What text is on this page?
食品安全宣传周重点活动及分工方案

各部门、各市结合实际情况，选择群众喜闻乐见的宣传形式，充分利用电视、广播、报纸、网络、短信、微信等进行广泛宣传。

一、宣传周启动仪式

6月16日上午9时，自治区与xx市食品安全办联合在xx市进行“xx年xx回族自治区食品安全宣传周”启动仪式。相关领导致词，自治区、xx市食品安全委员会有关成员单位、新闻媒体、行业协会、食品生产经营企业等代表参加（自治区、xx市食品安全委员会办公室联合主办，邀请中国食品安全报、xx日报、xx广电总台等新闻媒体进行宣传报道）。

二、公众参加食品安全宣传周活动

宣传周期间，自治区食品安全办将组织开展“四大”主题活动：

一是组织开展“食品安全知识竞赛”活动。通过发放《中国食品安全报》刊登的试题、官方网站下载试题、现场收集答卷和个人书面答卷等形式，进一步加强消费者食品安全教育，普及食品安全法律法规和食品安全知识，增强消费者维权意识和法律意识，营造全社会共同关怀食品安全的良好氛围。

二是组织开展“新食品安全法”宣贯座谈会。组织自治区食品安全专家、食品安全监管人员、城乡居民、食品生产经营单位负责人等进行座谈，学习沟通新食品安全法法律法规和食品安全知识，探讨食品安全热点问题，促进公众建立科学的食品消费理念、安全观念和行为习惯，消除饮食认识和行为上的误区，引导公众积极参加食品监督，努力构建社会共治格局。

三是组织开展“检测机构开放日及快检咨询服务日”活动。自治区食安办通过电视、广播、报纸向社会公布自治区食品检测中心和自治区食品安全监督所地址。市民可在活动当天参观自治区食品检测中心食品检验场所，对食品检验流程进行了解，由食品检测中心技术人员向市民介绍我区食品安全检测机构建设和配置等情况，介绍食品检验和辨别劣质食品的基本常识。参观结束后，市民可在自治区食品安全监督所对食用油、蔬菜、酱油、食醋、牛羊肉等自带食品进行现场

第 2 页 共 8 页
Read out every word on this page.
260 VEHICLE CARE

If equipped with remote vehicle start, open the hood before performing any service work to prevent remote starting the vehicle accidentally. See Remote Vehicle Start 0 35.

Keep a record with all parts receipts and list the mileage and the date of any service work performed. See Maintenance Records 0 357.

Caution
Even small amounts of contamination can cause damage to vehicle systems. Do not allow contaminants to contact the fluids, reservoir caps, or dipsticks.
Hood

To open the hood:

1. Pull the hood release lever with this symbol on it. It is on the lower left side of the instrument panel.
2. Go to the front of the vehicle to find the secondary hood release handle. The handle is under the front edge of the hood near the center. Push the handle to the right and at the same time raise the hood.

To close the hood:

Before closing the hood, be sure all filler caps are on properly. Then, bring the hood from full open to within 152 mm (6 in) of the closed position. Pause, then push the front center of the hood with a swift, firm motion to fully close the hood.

------------------------------

#### [What is needed]
List the lines of the records where "front" occurs.

#### [Output for this task]
2. Go to the front of the vehicle to find the secondary hood release handle. The handle is under the front edge of the hood near the center. Push the handle to the right and at the same time raise the hood.
Before closing the hood, be sure all filler caps are on properly. Then, bring the hood from full open to within 152 mm (6 in) of the closed position. Pause, then push the front center of the hood with a swift, firm motion to fully close the hood.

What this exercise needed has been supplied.